■ Problem statement: Answer with one number: how many lines have "consectetur".

■ Material supplied:
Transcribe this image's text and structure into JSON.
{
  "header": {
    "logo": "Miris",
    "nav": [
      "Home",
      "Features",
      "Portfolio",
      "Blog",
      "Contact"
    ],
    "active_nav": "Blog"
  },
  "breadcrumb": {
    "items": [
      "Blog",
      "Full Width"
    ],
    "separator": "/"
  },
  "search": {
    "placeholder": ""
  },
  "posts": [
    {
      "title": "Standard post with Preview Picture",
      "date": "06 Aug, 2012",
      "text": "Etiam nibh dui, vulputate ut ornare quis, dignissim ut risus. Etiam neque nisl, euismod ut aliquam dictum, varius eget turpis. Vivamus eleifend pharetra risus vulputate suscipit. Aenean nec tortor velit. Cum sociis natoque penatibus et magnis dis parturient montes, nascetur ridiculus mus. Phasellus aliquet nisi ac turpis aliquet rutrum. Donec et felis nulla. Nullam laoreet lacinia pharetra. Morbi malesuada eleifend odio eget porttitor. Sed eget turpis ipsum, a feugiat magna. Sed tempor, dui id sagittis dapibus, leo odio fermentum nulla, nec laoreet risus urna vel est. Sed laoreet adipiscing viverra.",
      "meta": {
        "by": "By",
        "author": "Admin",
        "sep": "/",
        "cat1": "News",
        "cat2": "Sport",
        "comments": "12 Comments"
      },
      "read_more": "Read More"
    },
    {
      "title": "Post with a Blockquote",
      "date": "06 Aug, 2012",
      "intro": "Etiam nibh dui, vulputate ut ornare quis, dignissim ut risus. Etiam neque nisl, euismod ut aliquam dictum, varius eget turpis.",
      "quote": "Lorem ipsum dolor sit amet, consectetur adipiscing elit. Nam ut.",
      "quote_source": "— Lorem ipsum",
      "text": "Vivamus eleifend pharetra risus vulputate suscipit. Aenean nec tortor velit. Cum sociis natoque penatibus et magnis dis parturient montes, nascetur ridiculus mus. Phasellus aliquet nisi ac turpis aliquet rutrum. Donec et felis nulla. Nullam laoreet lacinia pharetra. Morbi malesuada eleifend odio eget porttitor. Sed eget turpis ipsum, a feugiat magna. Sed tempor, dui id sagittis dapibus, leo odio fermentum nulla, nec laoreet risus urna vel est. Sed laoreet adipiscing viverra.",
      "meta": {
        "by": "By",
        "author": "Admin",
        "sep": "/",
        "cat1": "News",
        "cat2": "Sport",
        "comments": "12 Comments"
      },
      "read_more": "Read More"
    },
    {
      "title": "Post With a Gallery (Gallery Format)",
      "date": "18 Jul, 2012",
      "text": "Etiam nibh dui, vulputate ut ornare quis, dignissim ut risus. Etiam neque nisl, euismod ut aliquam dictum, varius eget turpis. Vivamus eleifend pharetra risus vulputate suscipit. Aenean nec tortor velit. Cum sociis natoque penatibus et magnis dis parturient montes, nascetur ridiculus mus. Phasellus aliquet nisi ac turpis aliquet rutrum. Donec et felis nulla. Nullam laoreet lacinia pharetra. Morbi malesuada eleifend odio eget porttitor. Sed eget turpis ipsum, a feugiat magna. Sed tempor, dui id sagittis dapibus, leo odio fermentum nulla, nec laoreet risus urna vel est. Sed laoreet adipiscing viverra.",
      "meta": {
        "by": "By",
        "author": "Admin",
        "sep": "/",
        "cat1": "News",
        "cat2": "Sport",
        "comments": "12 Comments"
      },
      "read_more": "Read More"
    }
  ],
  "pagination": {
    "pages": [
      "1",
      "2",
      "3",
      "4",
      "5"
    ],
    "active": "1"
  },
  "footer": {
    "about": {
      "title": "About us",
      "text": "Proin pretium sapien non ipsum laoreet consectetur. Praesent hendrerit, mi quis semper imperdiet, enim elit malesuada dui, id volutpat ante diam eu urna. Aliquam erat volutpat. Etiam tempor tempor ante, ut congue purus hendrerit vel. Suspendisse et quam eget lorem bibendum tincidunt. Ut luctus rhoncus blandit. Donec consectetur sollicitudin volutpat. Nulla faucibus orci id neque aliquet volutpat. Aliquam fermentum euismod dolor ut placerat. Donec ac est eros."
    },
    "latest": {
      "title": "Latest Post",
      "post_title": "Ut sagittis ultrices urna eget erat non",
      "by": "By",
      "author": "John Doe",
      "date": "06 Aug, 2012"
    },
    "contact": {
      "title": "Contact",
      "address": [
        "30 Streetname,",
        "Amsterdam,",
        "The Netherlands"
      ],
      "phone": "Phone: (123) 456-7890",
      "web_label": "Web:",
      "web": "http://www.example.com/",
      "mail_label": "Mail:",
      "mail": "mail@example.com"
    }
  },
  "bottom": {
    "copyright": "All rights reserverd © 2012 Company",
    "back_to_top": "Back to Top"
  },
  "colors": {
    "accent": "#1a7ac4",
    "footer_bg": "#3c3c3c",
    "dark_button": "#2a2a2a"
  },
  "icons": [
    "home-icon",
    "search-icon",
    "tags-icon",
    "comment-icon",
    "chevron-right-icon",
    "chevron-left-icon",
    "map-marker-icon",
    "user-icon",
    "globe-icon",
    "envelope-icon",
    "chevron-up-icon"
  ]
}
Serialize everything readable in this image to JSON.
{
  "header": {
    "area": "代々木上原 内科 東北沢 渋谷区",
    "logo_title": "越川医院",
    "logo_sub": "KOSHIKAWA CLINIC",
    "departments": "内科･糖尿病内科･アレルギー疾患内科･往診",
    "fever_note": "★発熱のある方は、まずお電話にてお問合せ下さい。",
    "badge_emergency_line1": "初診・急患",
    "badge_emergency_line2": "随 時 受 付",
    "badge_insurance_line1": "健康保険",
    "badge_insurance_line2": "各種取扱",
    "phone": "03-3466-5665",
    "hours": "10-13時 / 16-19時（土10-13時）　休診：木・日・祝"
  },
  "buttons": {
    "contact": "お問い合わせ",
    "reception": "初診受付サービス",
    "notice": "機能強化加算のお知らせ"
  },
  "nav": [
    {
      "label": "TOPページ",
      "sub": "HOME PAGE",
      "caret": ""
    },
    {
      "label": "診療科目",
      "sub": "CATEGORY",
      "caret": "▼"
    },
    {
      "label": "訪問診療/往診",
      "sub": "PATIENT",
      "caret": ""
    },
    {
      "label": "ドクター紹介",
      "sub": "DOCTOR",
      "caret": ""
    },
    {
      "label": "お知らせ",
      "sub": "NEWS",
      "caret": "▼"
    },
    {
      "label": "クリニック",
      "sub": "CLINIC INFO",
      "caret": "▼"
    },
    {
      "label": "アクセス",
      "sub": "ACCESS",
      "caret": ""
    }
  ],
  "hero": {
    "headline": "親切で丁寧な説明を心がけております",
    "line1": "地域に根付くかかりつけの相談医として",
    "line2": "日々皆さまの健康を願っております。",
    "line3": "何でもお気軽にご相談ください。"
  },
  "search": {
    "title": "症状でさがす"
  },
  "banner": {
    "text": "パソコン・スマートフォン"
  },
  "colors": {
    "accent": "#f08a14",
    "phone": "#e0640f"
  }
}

■ Answer to this problem: 2